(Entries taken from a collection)
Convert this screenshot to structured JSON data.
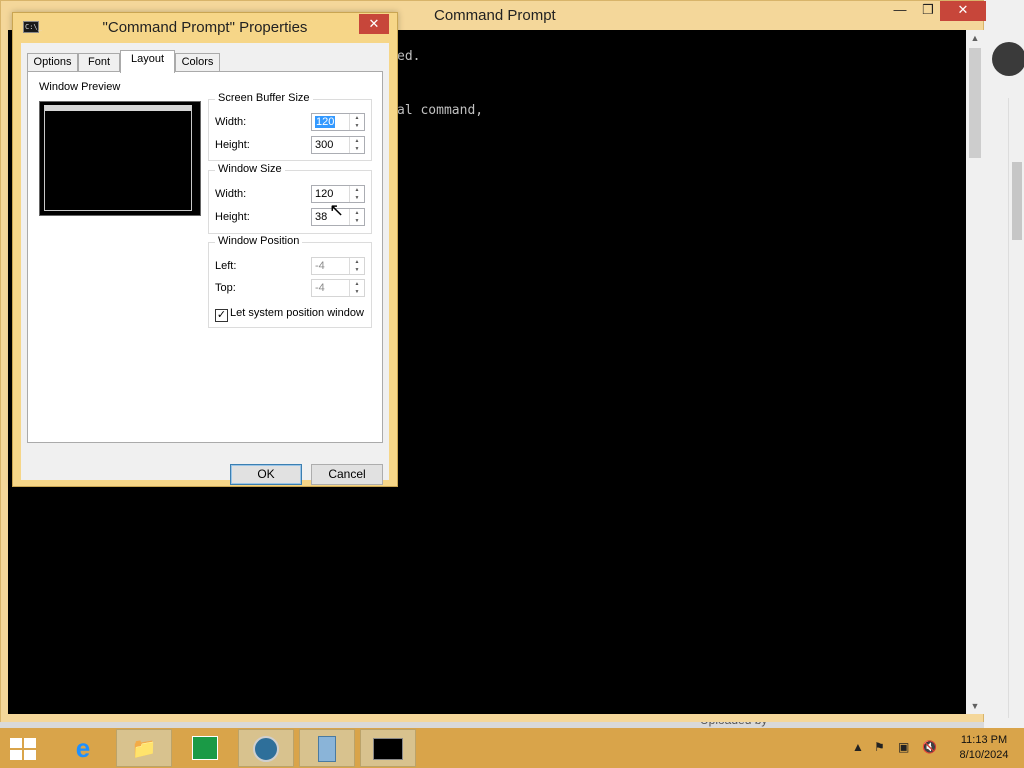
{
  "console": {
    "title": "Command Prompt",
    "minimize": "—",
    "maximize": "❒",
    "close": "✕",
    "lines": [
      "ed.",
      "al command,"
    ],
    "scroll_up": "▲",
    "scroll_down": "▼"
  },
  "dialog": {
    "title": "\"Command Prompt\" Properties",
    "close": "✕",
    "icon_text": "C:\\_",
    "tabs": [
      "Options",
      "Font",
      "Layout",
      "Colors"
    ],
    "active_tab": "Layout",
    "window_preview_label": "Window Preview",
    "screen_buffer": {
      "label": "Screen Buffer Size",
      "width_label": "Width:",
      "width_value": "120",
      "height_label": "Height:",
      "height_value": "300"
    },
    "window_size": {
      "label": "Window Size",
      "width_label": "Width:",
      "width_value": "120",
      "height_label": "Height:",
      "height_value": "38"
    },
    "window_position": {
      "label": "Window Position",
      "left_label": "Left:",
      "left_value": "-4",
      "top_label": "Top:",
      "top_value": "-4",
      "let_system_label": "Let system position window",
      "let_system_checked": true
    },
    "ok": "OK",
    "cancel": "Cancel"
  },
  "background": {
    "uploaded_text": "Uploaded by"
  },
  "taskbar": {
    "items": [
      "start-windows",
      "internet-explorer",
      "file-explorer",
      "windows-store",
      "chrome-like-browser",
      "file-manager",
      "command-prompt"
    ],
    "tray": {
      "clock_time": "11:13 PM",
      "clock_date": "8/10/2024"
    }
  }
}
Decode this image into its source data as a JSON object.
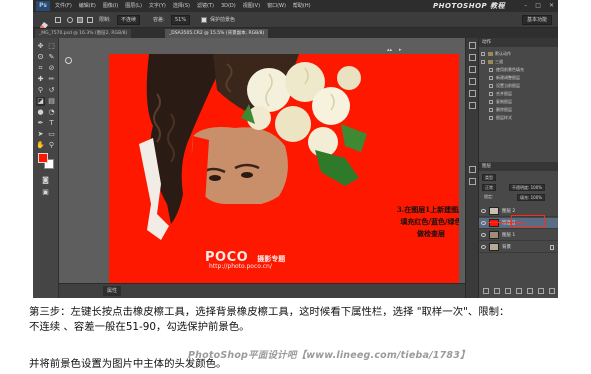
{
  "app": {
    "logo": "Ps",
    "menu": [
      "文件(F)",
      "编辑(E)",
      "图像(I)",
      "图层(L)",
      "文字(Y)",
      "选择(S)",
      "滤镜(T)",
      "3D(D)",
      "视图(V)",
      "窗口(W)",
      "帮助(H)"
    ],
    "window_controls": [
      "–",
      "□",
      "✕"
    ],
    "overlay_logo": "PHOTOSHOP 教程"
  },
  "options_bar": {
    "sample_label": "取样:",
    "sample_value": "一次",
    "limits_label": "限制:",
    "limits_value": "不连续",
    "tolerance_label": "容差:",
    "tolerance_value": "51%",
    "antialias_label": "消除锯齿",
    "contiguous_label": "连续",
    "protect_label": "保护前景色",
    "workspace": "基本功能"
  },
  "tabs": [
    "_MG_7570.psd @ 16.3% (图层2, RGB/8)",
    "_DSA3505.CR2 @ 15.5% (背景副本, RGB/8)"
  ],
  "canvas": {
    "annotation_lines": [
      "3.在图层1上新建图层",
      "填充红色/蓝色/绿色",
      "做检查层"
    ],
    "watermark_brand": "POCO",
    "watermark_brand_sub": "摄影专题",
    "watermark_url": "http://photo.poco.cn/",
    "top_icons": [
      "▴▴",
      "▸"
    ],
    "colors": {
      "background_red": "#ff1800",
      "foreground": "#ff1500"
    }
  },
  "status": {
    "panel_label": "属性"
  },
  "actions_panel": {
    "title": "动作",
    "rows": [
      {
        "label": "默认动作",
        "folder": true
      },
      {
        "label": "三道",
        "folder": true
      },
      {
        "label": "使用前景色填充",
        "folder": false
      },
      {
        "label": "新建调整图层",
        "folder": false
      },
      {
        "label": "设置当前图层",
        "folder": false
      },
      {
        "label": "合并图层",
        "folder": false
      },
      {
        "label": "复制图层",
        "folder": false
      },
      {
        "label": "删除图层",
        "folder": false
      },
      {
        "label": "图层样式",
        "folder": false
      }
    ]
  },
  "layers_panel": {
    "header": "图层",
    "kind_filter": "类型",
    "blend_mode": "正常",
    "opacity": "不透明度: 100%",
    "fill": "填充: 100%",
    "lock_label": "锁定:",
    "layers": [
      {
        "name": "图层 2",
        "thumb": "#c9bfb4",
        "selected": false
      },
      {
        "name": "检查层",
        "thumb": "#ff1800",
        "selected": true
      },
      {
        "name": "图层 1",
        "thumb": "#a08a78",
        "selected": false
      },
      {
        "name": "背景",
        "thumb": "#b8a896",
        "selected": false
      }
    ]
  },
  "caption": {
    "line1": "第三步：左键长按点击橡皮檫工具，选择背景橡皮檫工具，这时候看下属性栏，选择 \"取样一次\"、限制：",
    "line2": "不连续 、容差一般在51-90，勾选保护前景色。",
    "line3": "并将前景色设置为图片中主体的头发颜色。",
    "watermark": "PhotoShop平面设计吧【www.lineeg.com/tieba/1783】"
  }
}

PROBLEM DETAILS:
Pick out the lines above that hold the string "JSON" and show them.

RESPONSE:
Convert this screenshot to structured JSON data.
Decode this image into its source data as a JSON object.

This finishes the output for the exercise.